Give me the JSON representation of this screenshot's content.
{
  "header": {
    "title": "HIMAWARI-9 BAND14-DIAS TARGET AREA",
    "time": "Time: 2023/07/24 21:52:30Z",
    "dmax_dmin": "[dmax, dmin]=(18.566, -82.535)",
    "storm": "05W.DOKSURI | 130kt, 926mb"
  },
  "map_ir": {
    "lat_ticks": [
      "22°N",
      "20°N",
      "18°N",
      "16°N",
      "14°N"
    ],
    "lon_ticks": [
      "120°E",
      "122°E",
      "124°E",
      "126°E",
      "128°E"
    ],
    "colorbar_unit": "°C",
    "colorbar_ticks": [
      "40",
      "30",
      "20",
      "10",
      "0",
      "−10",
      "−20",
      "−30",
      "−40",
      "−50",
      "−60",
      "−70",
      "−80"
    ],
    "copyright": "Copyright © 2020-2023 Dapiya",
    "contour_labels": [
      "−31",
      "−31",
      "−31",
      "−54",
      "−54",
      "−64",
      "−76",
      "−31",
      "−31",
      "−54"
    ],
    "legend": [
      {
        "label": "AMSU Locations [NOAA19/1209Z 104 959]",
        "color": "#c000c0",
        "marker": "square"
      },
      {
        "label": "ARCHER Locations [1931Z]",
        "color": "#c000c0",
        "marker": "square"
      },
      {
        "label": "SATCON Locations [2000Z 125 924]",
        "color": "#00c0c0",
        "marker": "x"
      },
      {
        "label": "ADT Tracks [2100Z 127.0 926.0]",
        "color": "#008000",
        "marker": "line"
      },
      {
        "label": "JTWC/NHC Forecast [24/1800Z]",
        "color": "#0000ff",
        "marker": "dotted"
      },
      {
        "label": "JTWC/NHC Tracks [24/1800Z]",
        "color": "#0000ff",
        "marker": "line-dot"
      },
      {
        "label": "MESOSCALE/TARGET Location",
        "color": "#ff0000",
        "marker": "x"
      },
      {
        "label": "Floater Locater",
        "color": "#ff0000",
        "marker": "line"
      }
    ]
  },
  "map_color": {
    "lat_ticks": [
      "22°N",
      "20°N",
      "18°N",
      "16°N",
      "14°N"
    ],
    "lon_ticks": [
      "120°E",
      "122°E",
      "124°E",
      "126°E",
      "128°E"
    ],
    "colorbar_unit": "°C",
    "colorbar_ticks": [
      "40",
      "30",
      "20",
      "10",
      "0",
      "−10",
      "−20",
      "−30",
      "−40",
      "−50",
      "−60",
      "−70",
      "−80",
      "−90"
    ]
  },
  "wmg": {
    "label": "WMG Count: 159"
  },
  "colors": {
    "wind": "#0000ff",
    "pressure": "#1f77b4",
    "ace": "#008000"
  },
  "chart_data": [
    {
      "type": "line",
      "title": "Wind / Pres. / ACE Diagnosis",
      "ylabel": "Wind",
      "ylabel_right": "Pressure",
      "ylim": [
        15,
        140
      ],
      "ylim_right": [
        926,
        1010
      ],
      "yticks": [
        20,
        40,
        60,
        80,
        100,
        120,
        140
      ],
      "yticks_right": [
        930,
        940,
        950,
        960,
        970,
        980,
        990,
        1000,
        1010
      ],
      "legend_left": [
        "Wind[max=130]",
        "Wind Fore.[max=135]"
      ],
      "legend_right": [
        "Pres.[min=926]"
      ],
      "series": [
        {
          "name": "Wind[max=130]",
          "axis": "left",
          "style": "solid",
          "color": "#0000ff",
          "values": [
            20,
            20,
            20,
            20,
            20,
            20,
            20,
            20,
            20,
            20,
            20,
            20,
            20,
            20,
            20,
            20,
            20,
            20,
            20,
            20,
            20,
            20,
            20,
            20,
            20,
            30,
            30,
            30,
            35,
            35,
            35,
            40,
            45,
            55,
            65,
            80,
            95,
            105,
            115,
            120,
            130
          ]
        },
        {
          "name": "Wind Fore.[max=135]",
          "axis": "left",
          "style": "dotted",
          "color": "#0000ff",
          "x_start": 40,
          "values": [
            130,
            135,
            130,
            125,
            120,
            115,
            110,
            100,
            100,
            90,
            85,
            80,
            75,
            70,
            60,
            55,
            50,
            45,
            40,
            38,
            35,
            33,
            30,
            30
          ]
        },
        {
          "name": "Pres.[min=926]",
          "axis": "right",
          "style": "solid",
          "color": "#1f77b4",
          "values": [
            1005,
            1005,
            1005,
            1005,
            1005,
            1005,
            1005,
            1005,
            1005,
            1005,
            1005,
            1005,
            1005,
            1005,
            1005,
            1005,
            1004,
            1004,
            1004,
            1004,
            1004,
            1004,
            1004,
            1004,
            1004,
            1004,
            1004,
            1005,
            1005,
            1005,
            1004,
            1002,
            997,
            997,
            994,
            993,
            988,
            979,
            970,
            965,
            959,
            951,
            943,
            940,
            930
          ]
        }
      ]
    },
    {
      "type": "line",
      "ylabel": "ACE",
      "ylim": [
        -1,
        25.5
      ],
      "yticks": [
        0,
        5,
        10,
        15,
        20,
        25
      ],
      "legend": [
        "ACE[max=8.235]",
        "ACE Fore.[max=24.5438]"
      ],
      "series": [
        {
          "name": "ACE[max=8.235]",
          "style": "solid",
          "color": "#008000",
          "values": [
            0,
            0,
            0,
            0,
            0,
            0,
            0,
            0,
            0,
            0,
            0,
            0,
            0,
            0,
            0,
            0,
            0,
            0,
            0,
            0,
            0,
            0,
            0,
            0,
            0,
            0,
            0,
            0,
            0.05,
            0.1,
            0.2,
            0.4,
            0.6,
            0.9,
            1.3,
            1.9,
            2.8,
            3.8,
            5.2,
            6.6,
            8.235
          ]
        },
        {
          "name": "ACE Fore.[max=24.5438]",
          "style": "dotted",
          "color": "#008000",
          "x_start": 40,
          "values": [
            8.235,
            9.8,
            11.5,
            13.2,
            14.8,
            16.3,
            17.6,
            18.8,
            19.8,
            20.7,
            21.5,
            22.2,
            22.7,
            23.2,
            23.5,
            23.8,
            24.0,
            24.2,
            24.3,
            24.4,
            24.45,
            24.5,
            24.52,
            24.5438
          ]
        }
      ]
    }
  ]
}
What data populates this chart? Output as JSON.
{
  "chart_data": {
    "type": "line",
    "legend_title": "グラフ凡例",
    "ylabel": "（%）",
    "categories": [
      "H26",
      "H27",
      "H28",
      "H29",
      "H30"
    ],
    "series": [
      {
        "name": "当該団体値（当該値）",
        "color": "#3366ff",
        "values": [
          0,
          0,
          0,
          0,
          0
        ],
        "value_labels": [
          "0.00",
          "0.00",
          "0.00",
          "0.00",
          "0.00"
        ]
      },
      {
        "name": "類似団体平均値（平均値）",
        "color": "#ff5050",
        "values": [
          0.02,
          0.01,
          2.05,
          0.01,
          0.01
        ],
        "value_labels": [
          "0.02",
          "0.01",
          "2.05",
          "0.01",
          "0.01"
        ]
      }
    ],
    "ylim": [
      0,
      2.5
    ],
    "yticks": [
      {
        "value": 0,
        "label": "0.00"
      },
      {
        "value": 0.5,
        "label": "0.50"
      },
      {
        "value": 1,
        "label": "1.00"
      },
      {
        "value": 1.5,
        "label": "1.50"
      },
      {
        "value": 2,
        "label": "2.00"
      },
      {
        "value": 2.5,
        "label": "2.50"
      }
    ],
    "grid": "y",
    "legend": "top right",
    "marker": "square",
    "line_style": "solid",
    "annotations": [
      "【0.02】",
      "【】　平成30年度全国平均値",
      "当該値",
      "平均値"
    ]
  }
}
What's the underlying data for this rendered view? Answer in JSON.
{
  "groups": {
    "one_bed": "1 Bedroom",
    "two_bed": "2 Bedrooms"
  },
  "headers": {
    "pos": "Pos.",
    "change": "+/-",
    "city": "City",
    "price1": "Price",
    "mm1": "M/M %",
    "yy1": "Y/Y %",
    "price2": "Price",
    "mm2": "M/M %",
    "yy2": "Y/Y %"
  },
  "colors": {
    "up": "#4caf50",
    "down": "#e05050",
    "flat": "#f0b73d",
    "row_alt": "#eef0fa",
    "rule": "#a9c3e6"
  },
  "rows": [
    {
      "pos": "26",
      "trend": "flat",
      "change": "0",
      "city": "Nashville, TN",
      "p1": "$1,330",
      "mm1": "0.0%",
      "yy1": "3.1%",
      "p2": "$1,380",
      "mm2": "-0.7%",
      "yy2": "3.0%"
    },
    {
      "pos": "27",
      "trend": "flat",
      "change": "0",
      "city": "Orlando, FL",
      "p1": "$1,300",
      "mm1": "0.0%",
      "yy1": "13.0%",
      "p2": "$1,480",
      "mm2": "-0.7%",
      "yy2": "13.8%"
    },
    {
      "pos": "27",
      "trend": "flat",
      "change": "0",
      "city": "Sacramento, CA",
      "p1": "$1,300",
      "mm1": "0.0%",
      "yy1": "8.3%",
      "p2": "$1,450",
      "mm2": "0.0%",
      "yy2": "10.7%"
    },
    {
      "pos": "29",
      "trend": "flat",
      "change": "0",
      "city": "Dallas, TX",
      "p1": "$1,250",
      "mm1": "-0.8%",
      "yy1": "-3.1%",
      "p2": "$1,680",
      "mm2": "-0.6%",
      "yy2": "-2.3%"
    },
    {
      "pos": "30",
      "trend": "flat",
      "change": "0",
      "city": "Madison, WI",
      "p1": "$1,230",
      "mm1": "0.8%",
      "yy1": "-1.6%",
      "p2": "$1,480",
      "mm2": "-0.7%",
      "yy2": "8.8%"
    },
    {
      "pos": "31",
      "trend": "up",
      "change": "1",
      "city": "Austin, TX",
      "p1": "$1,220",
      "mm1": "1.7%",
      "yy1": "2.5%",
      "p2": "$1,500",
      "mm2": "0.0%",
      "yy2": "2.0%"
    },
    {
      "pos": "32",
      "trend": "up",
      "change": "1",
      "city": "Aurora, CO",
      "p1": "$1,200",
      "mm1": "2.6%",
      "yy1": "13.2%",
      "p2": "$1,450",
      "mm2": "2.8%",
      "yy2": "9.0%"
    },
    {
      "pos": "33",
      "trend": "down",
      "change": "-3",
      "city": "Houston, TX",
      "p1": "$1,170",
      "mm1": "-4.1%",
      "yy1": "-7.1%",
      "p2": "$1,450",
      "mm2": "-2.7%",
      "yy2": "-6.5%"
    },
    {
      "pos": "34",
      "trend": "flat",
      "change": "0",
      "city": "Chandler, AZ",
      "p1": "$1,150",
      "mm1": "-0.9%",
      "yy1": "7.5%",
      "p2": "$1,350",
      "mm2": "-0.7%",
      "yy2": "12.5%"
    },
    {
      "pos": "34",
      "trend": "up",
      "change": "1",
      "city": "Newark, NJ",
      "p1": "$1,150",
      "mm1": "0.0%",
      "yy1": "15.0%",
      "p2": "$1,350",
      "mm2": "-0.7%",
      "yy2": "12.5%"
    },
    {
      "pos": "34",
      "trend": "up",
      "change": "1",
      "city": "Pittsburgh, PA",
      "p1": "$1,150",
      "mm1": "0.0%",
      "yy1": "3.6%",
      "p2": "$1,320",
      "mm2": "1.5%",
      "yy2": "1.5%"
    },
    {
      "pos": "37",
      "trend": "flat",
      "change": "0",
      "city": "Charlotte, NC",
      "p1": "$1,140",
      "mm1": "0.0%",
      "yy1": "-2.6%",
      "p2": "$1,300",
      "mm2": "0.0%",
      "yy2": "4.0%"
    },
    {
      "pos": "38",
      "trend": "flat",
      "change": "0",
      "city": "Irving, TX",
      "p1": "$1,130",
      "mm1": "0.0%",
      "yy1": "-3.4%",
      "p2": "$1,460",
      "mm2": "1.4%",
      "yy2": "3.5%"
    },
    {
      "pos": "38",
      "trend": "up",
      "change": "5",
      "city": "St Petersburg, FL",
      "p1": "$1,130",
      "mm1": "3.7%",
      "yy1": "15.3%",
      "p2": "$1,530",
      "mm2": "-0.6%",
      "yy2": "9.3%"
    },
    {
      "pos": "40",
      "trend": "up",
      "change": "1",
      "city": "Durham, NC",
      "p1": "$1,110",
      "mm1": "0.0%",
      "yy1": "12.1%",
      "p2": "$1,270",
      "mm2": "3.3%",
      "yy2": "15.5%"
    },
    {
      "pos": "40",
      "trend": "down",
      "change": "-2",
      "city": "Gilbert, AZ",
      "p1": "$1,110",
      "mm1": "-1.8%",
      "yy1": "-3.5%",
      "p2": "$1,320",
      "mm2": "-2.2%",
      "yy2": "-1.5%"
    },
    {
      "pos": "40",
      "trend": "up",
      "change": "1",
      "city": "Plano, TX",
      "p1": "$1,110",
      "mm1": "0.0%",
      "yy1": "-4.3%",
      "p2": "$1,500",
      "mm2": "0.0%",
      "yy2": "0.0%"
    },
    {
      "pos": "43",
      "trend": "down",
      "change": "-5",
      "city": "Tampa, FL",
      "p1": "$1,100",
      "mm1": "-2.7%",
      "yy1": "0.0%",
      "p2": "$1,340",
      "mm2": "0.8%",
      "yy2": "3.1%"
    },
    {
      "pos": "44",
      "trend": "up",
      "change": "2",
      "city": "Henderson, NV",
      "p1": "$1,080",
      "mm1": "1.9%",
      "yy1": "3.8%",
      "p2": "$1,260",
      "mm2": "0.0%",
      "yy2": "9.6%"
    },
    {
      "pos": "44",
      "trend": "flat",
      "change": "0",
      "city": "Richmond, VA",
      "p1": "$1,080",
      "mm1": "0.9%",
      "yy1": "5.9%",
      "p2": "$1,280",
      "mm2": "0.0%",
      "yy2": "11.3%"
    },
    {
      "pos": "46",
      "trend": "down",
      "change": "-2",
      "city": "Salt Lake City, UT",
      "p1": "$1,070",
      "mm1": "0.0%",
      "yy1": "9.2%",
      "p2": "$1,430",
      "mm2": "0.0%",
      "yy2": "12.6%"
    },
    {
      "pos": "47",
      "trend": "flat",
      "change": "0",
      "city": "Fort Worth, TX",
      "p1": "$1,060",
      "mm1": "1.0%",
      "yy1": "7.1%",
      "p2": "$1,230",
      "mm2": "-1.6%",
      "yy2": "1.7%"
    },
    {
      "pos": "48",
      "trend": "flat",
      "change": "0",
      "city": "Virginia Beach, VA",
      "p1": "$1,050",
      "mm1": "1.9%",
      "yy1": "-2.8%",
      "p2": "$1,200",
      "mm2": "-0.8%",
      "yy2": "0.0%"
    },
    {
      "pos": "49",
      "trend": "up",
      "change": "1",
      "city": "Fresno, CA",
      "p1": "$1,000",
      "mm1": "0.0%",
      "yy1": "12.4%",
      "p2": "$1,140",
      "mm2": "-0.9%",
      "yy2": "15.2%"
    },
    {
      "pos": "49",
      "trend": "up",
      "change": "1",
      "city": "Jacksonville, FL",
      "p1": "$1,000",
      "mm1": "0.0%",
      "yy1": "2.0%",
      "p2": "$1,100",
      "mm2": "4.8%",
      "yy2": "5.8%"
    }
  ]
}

◇ ◇ ◇ ◇ ◇

* [Directive] Which lines in the data above contain "JTWC"? Show each one.

* [Result]
        "label": "JTWC/NHC Forecast [24/1800Z]",
        "label": "JTWC/NHC Tracks [24/1800Z]",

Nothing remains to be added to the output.